Instructions for the task:
Select lines where the word "that" appears.

━━ Exercise inputs

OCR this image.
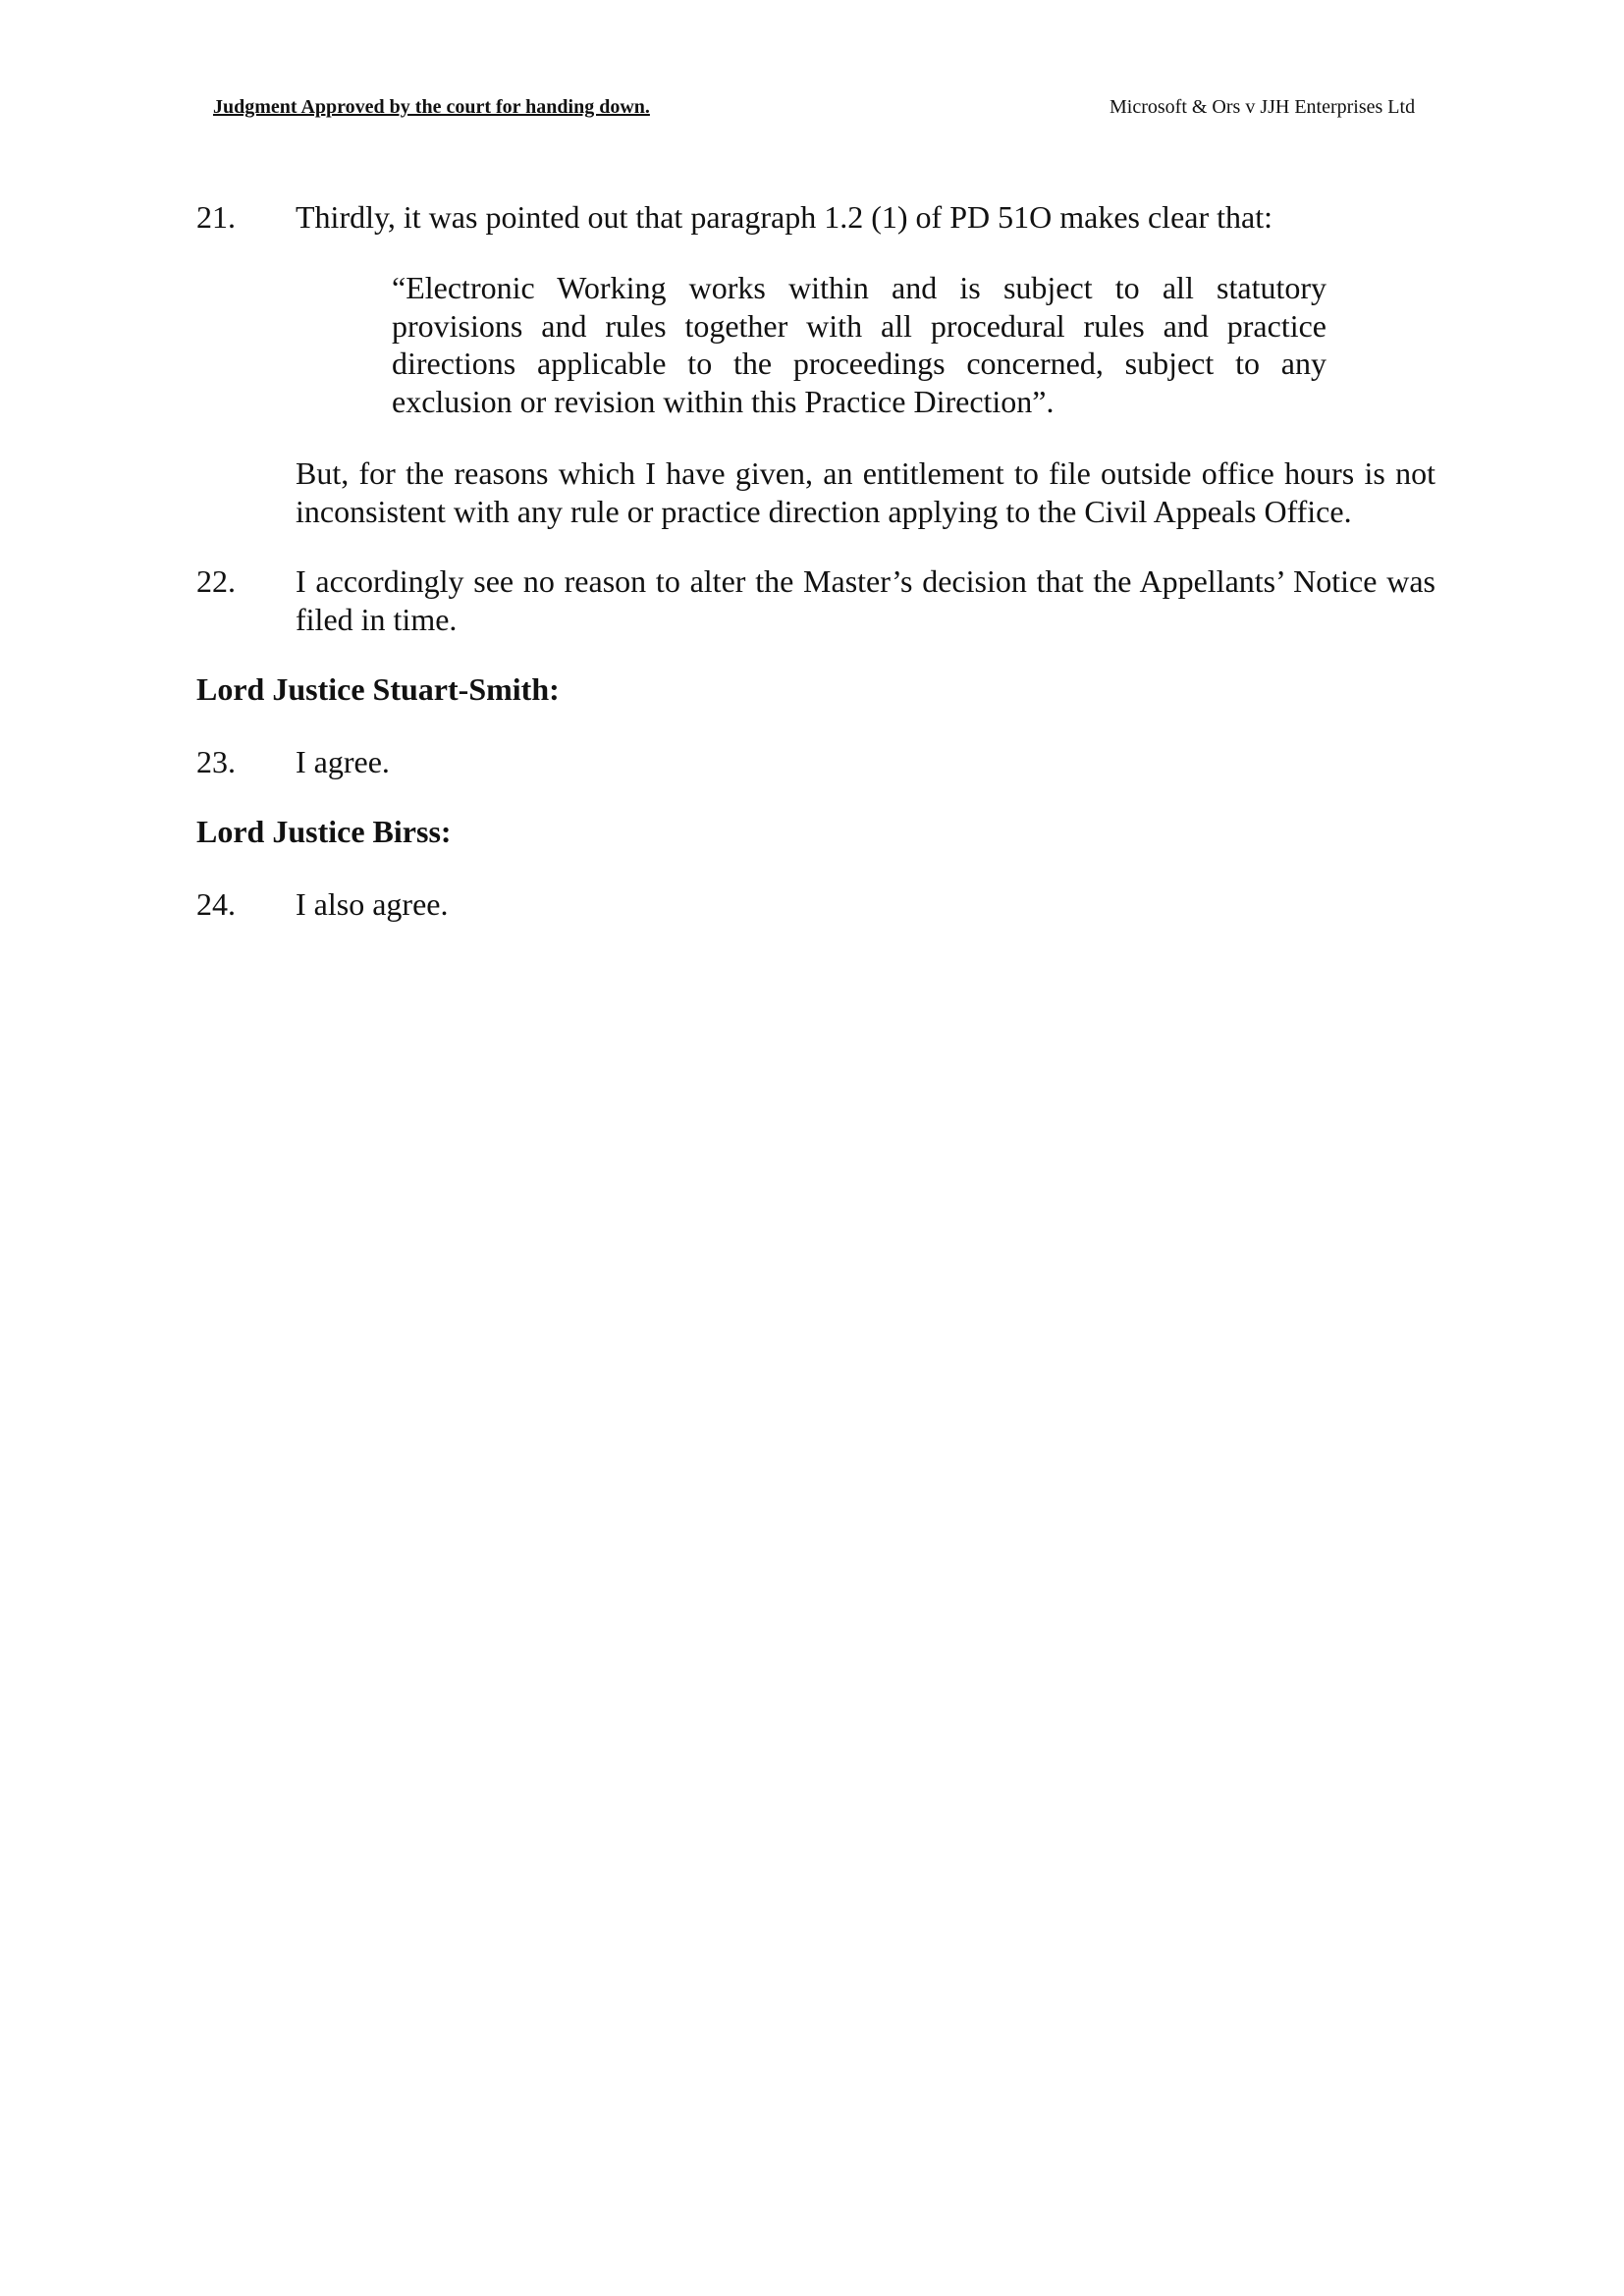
Judgment Approved by the court for handing down.	Microsoft & Ors v JJH Enterprises Ltd
21. Thirdly, it was pointed out that paragraph 1.2 (1) of PD 51O makes clear that:
“Electronic Working works within and is subject to all statutory provisions and rules together with all procedural rules and practice directions applicable to the proceedings concerned, subject to any exclusion or revision within this Practice Direction”.
But, for the reasons which I have given, an entitlement to file outside office hours is not inconsistent with any rule or practice direction applying to the Civil Appeals Office.
22. I accordingly see no reason to alter the Master’s decision that the Appellants’ Notice was filed in time.
Lord Justice Stuart-Smith:
23. I agree.
Lord Justice Birss:
24. I also agree.
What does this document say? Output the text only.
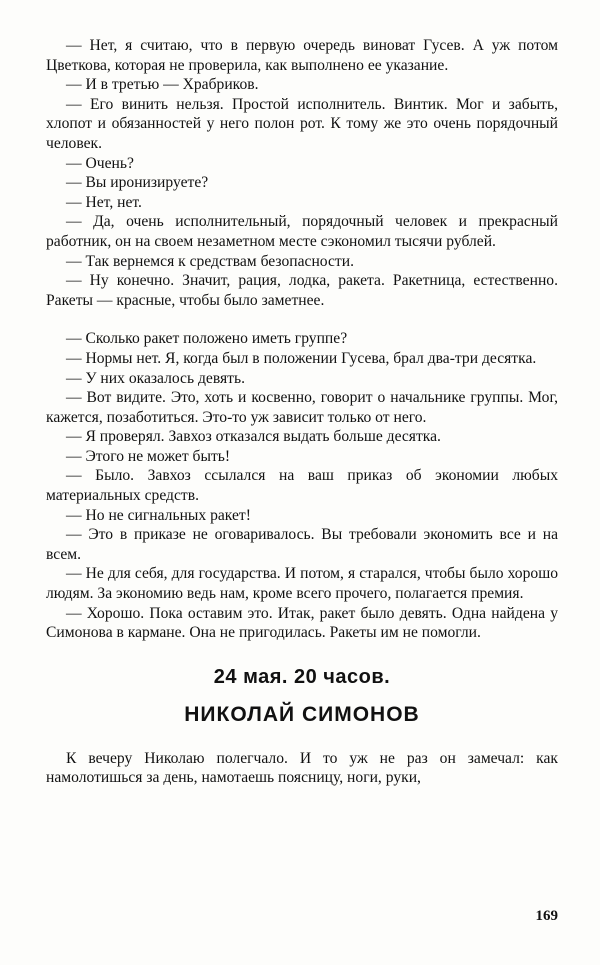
— Нет, я считаю, что в первую очередь виноват Гусев. А уж потом Цветкова, которая не проверила, как выполнено ее указание.

— И в третью — Храбриков.

— Его винить нельзя. Простой исполнитель. Винтик. Мог и забыть, хлопот и обязанностей у него полон рот. К тому же это очень порядочный человек.

— Очень?

— Вы иронизируете?

— Нет, нет.

— Да, очень исполнительный, порядочный человек и прекрасный работник, он на своем незаметном месте сэкономил тысячи рублей.

— Так вернемся к средствам безопасности.

— Ну конечно. Значит, рация, лодка, ракета. Ракетница, естественно. Ракеты — красные, чтобы было заметнее.

— Сколько ракет положено иметь группе?

— Нормы нет. Я, когда был в положении Гусева, брал два-три десятка.

— У них оказалось девять.

— Вот видите. Это, хоть и косвенно, говорит о начальнике группы. Мог, кажется, позаботиться. Это-то уж зависит только от него.

— Я проверял. Завхоз отказался выдать больше десятка.

— Этого не может быть!

— Было. Завхоз ссылался на ваш приказ об экономии любых материальных средств.

— Но не сигнальных ракет!

— Это в приказе не оговаривалось. Вы требовали экономить все и на всем.

— Не для себя, для государства. И потом, я старался, чтобы было хорошо людям. За экономию ведь нам, кроме всего прочего, полагается премия.

— Хорошо. Пока оставим это. Итак, ракет было девять. Одна найдена у Симонова в кармане. Она не пригодилась. Ракеты им не помогли.

24 мая. 20 часов.
НИКОЛАЙ СИМОНОВ

К вечеру Николаю полегчало. И то уж не раз он замечал: как намолотишься за день, намотаешь поясницу, ноги, руки,

169
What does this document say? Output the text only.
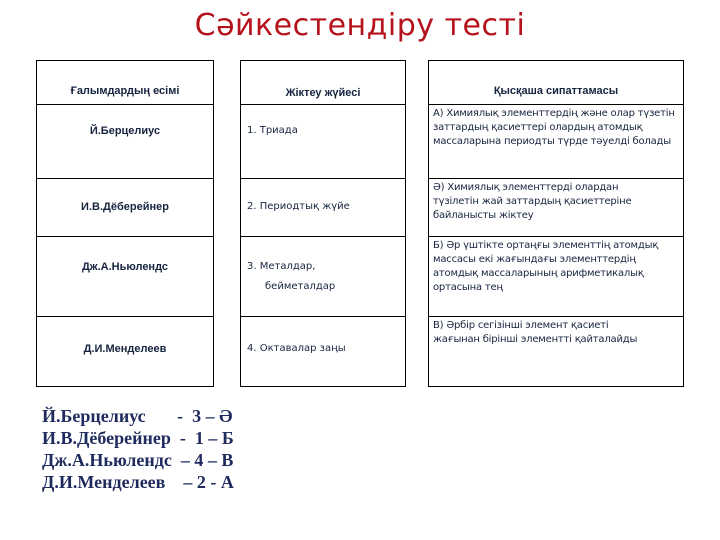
Сәйкестендіру тесті
Ғалымдардың есімі
Й.Берцелиус
И.В.Дёберейнер
Дж.А.Ньюлендс
Д.И.Менделеев
Жіктеу жүйесі
1. Триада
2. Периодтық жүйе
3. Металдар,
бейметалдар
4. Октавалар заңы
Қысқаша сипаттамасы
А) Химиялық элементтердің және олар түзетін заттардың қасиеттері олардың атомдық массаларына периодты түрде тәуелді болады
Ә) Химиялық элементтерді олардан түзілетін жай заттардың қасиеттеріне байланысты жіктеу
Б) Әр үштікте ортаңғы элементтің атомдық массасы екі жағындағы элементтердің атомдық массаларының арифметикалық ортасына тең
В) Әрбір сегізінші элемент қасиеті жағынан бірінші элементті қайталайды
Й.Берцелиус       -  3 – Ә
И.В.Дёберейнер  -  1 – Б
Дж.А.Ньюлендс  – 4 – В
Д.И.Менделеев    – 2 - А
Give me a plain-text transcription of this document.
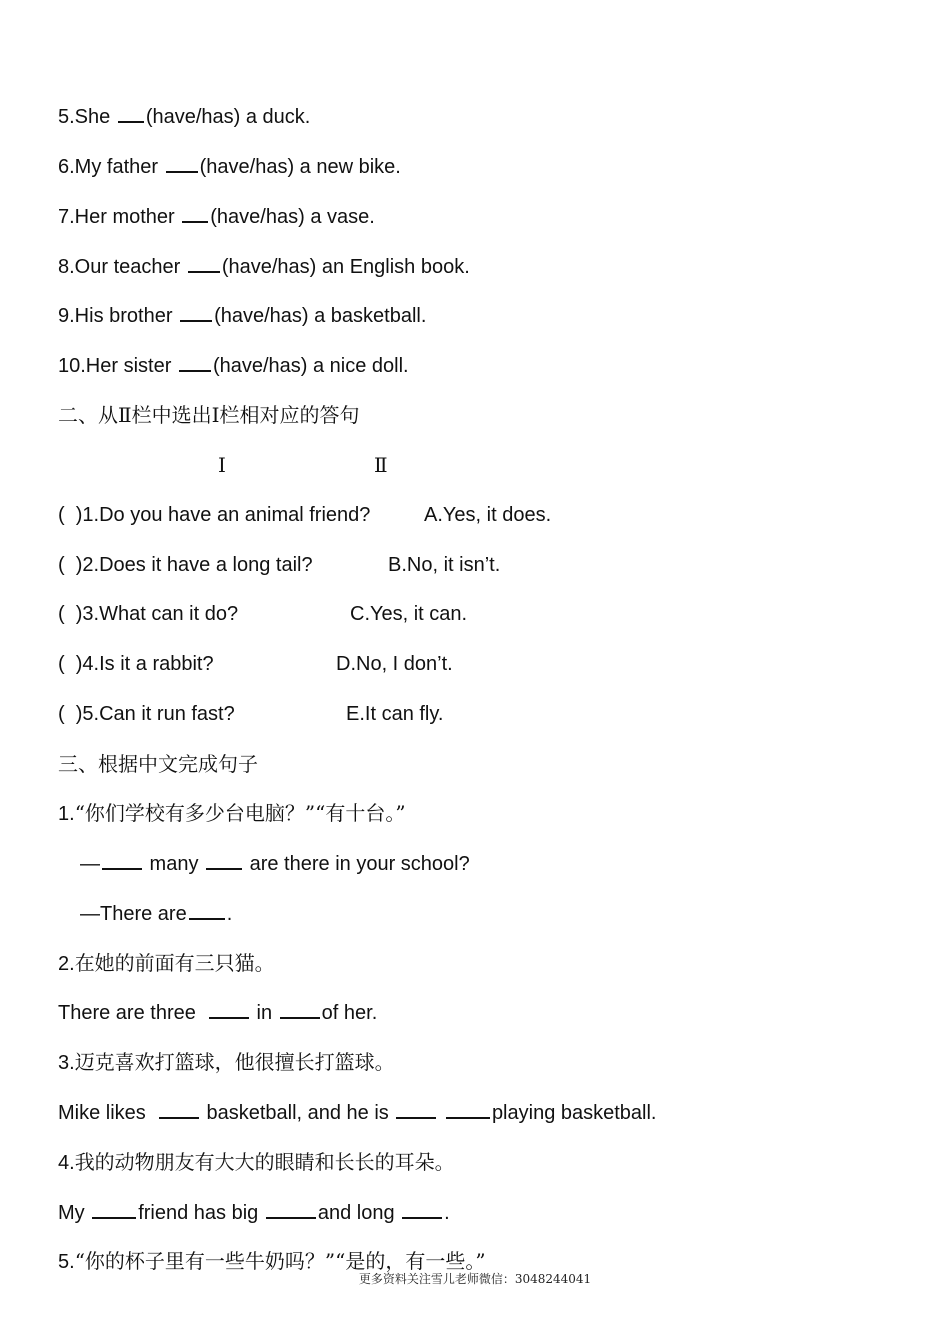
5.She (have/has) a duck.
6.My father (have/has) a new bike.
7.Her mother (have/has) a vase.
8.Our teacher (have/has) an English book.
9.His brother (have/has) a basketball.
10.Her sister (have/has) a nice doll.
二、从Ⅱ栏中选出Ⅰ栏相对应的答句
Ⅰ	Ⅱ
(  )1.Do you have an animal friend?	A.Yes, it does.
(  )2.Does it have a long tail?	B.No, it isn’t.
(  )3.What can it do?	C.Yes, it can.
(  )4.Is it a rabbit?	D.No, I don’t.
(  )5.Can it run fast?	E.It can fly.
三、根据中文完成句子
1.“你们学校有多少台电脑？”“有十台。”
— many  are there in your school?
—There are .
2.在她的前面有三只猫。
There are three   in of her.
3.迈克喜欢打篮球，他很擅长打篮球。
Mike likes   basketball, and he is	playing basketball.
4.我的动物朋友有大大的眼睛和长长的耳朵。
My friend has big	and long .
5.“你的杯子里有一些牛奶吗？”“是的，有一些。”
更多资料关注雪儿老师微信：3048244041
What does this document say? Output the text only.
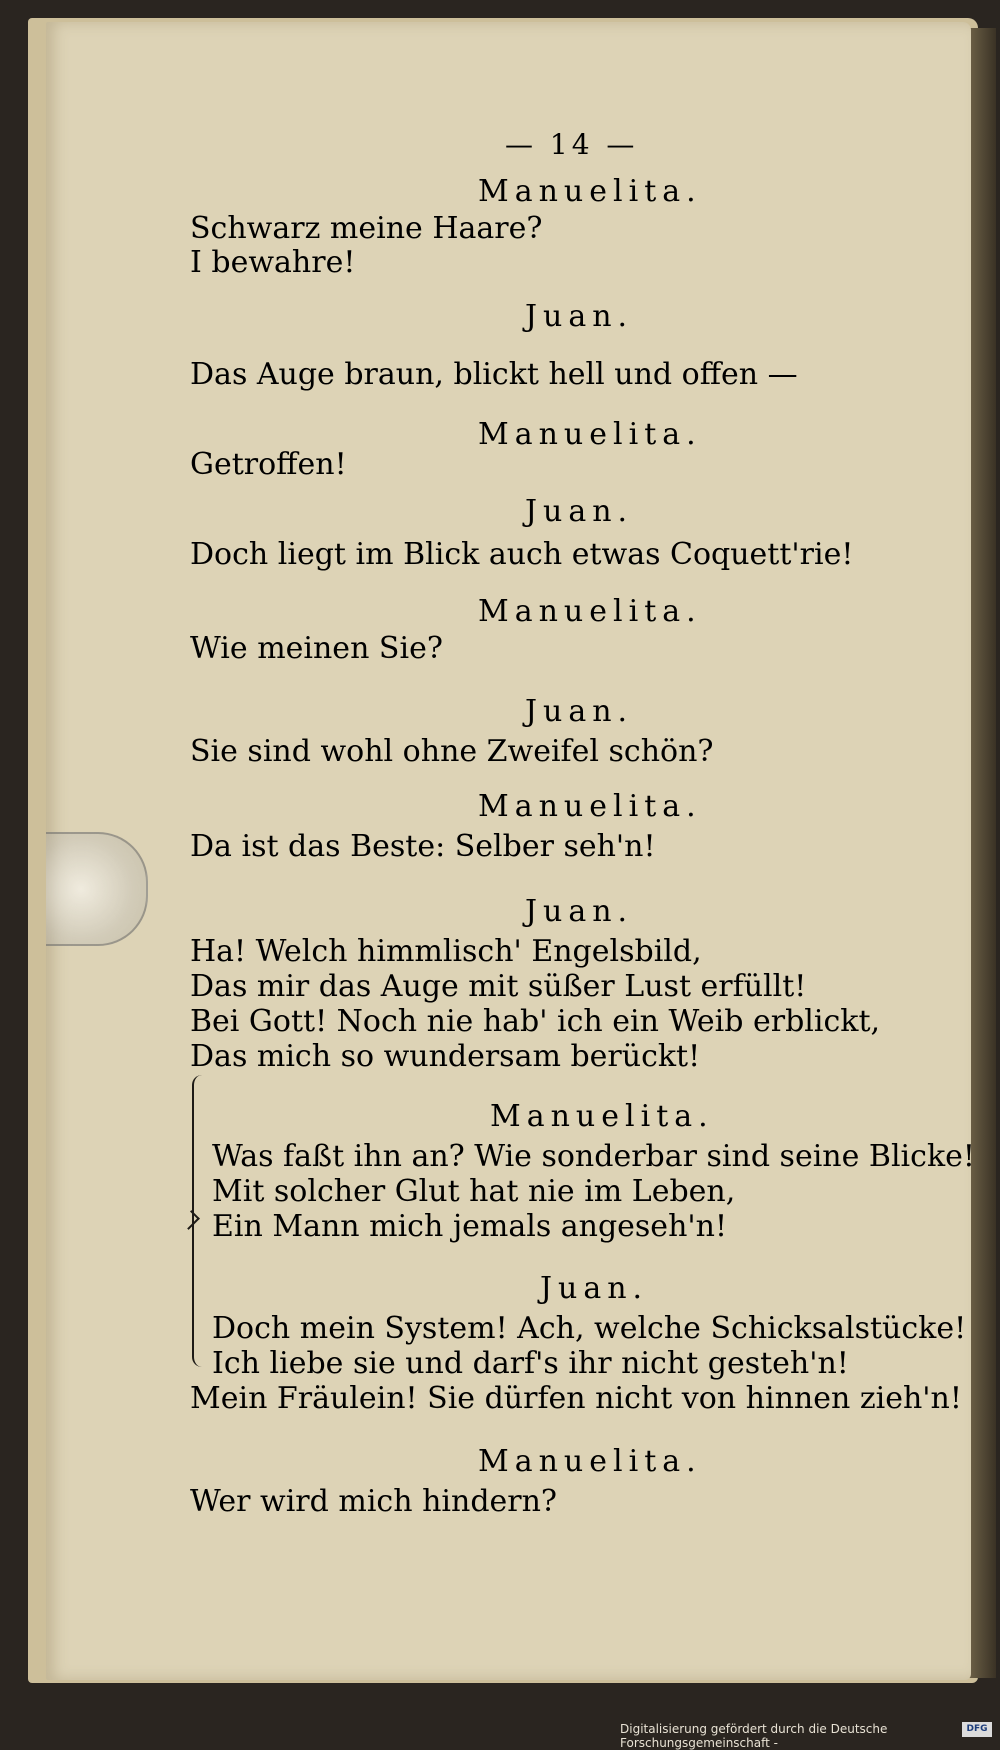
— 14 —
Manuelita.
Schwarz meine Haare?
I bewahre!
Juan.
Das Auge braun, blickt hell und offen —
Manuelita.
Getroffen!
Juan.
Doch liegt im Blick auch etwas Coquett'rie!
Manuelita.
Wie meinen Sie?
Juan.
Sie sind wohl ohne Zweifel schön?
Manuelita.
Da ist das Beste: Selber seh'n!
Juan.
Ha! Welch himmlisch' Engelsbild,
Das mir das Auge mit süßer Lust erfüllt!
Bei Gott! Noch nie hab' ich ein Weib erblickt,
Das mich so wundersam berückt!
Manuelita.
Was faßt ihn an? Wie sonderbar sind seine Blicke!
Mit solcher Glut hat nie im Leben,
Ein Mann mich jemals angeseh'n!
Juan.
Doch mein System! Ach, welche Schicksalstücke!
Ich liebe sie und darf's ihr nicht gesteh'n!
Mein Fräulein! Sie dürfen nicht von hinnen zieh'n!
Manuelita.
Wer wird mich hindern?
Digitalisierung gefördert durch die Deutsche Forschungsgemeinschaft -
DFG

━━━━

Written solution:
21. Thirdly, it was pointed out that paragraph 1.2 (1) of PD 51O makes clear that:
22. I accordingly see no reason to alter the Master’s decision that the Appellants’ Notice was filed in time.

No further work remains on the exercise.